SELECTED TEXT:
'''

If we execute the circuit, we end up with this:

     ┌───┐ ░ ┌───┐      ░
q_0: ┤ I ├─░─┤ I ├──────░────
     ├───┤ ░ └───┘      ░
q_1: ┤ I ├─░───■────────░────
     ├───┤ ░   │        ░
q_2: ┤ I ├─░───┼────■───░────
     └───┘ ░ ┌─┴─┐┌─┴─┐ ░ ┌─┐
q_3: ──────░─┤ X ├┤ X ├─░─┤M├
           ░ └───┘└───┘ ░ └╥┘
c: 1/══════════════════════╩═
                           0

On the left, we prepare our inputs. As we ask for [0, 0, 0], the 3 qbits are let as is. On the middle is the oracle circuit. This part is supposed to be unknown. On the right, we measure the oracle answer in register 0.

Let's execute this circuit:

result = execute(ask_oracle_circuit)
print(result.get_counts())

{'0': 100}

This means that all 100 executions return '0'. Which is expected because:

\(f([0, 0, 0]) = 0\) whatever \(f\) secret key..
We didn't put any qbits into superposition. So result will always be the same.

Let's implement the classical algorithm to find the secret key.

n = oracle_circuit.num_qubits - 1
for i in range(n):
    question = [0] * n
    question[i] = 1

    # build circuit corresponding to question.
    ask_oracle_circuit = build_ask_oracle_circuit(oracle_circuit, question)

    # execute and print
    result = execute(ask_oracle_circuit)
    print(result.get_counts())

{'0': 100}
{'1': 100}
{'1': 100}

So, secret key is [0, 1, 1], with 100% confidence. Cool, we built a classical algorithm and execute it on a quantum computer.

— Could you remind me the prices of a quantum computer ?

'''

RECORDED INFORMATION:
'''

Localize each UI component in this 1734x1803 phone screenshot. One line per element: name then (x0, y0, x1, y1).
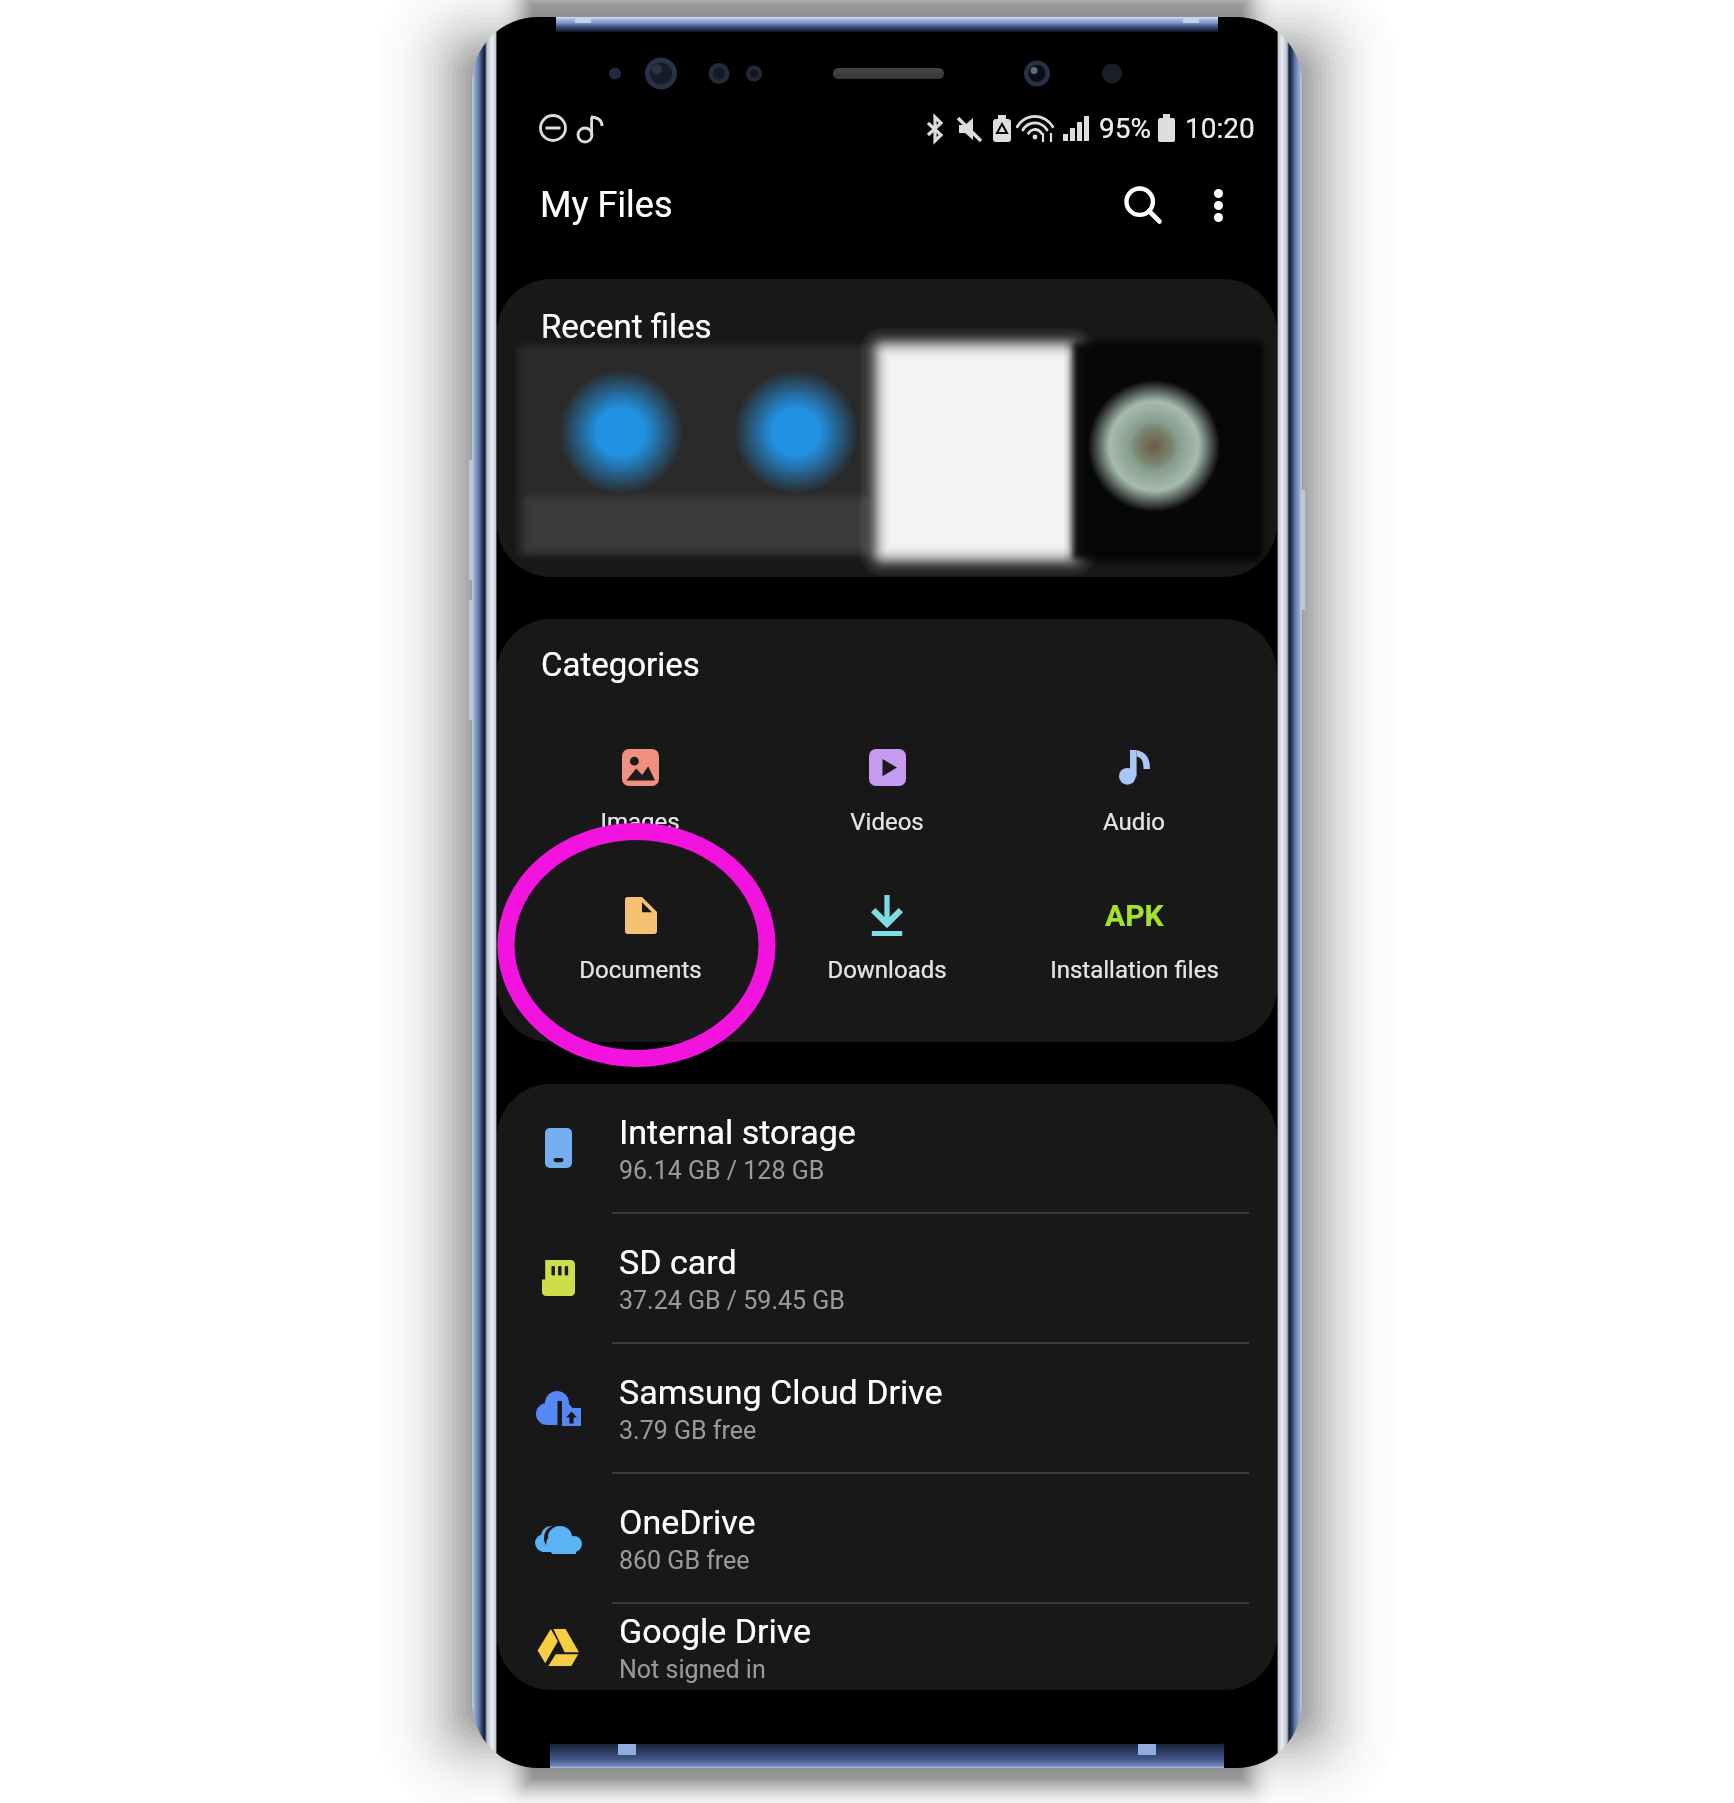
staticText: 95% (1099, 112, 1151, 145)
button[interactable]: Samsung Cloud Drive (497, 1344, 1277, 1472)
button[interactable]: Images (520, 744, 760, 864)
button[interactable]: Internal storage (497, 1084, 1277, 1212)
button[interactable]: Google Drive (497, 1604, 1277, 1690)
button[interactable]: More options (1170, 157, 1266, 253)
staticText: 10:20 (1185, 112, 1255, 145)
staticText: Google Drive (619, 1611, 812, 1651)
staticText: Samsung Cloud Drive (619, 1372, 943, 1412)
staticText: Installation files (1050, 956, 1219, 984)
staticText: Documents (579, 956, 702, 984)
button[interactable]: Documents (520, 892, 760, 1012)
button[interactable]: Audio (1014, 744, 1254, 864)
staticText: OneDrive (619, 1502, 756, 1542)
staticText: Internal storage (619, 1112, 856, 1152)
staticText: Downloads (827, 956, 947, 984)
staticText: Recent files (541, 307, 712, 346)
button[interactable]: Search (1095, 157, 1191, 253)
button[interactable]: Recent files (497, 279, 1277, 577)
staticText: Categories (541, 645, 700, 684)
staticText: My Files (540, 184, 673, 226)
staticText: Audio (1103, 808, 1165, 836)
staticText: Videos (850, 808, 924, 836)
staticText: 37.24 GB / 59.45 GB (619, 1286, 845, 1315)
button[interactable]: Downloads (767, 892, 1007, 1012)
staticText: 860 GB free (619, 1546, 750, 1575)
button[interactable]: Videos (767, 744, 1007, 864)
button[interactable]: SD card (497, 1214, 1277, 1342)
button[interactable]: OneDrive (497, 1474, 1277, 1602)
staticText: SD card (619, 1242, 737, 1282)
staticText: 3.79 GB free (619, 1416, 757, 1445)
staticText: Not signed in (619, 1655, 766, 1684)
staticText: APK (1105, 898, 1164, 933)
button[interactable]: APK (1014, 892, 1254, 1012)
staticText: 96.14 GB / 128 GB (619, 1156, 825, 1185)
staticText: Images (600, 808, 680, 836)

'''

EXERCISE: Write the next few paragraphs of the quantum oracle tutorial, starting right after its last line.

OUTPUT:
A lot. Now, let's write a quantum algorithm that require only 1 evaluation of \(f\).

Bernstein-Vazirani Quantum Algorithm

I won't do the math, just write the program and try to explain it. Let's add this function to our code:

def build_find_hidden_string_circuit(oracle):
    n = oracle.num_qubits

    # build a quantum circuit with n qbits and n-1 classical bits
    qc = q.QuantumCircuit(n, n - 1)

    # ================================================
    # Create the question

    # add H gate to each qbit, so they are in 0/1 superposition
    for i in range(n):
        qc.h(i)

    # add Z gate on the last one, because of reasons
    qc.z(n - 1)

    qc.barrier()

    # ================================================
    # Plug the oracle

    qc = qc.compose(oracle)

    # ================================================
    # Measure oracle answer

    qc.barrier()

    for i in range(n):
        qc.h(i)

    for i in range(n - 1):
        qc.measure(i, i)

    return qc

And execute it:

find_circuit = build_find_hidden_string_circuit(oracle_circuit)
print(find_circuit)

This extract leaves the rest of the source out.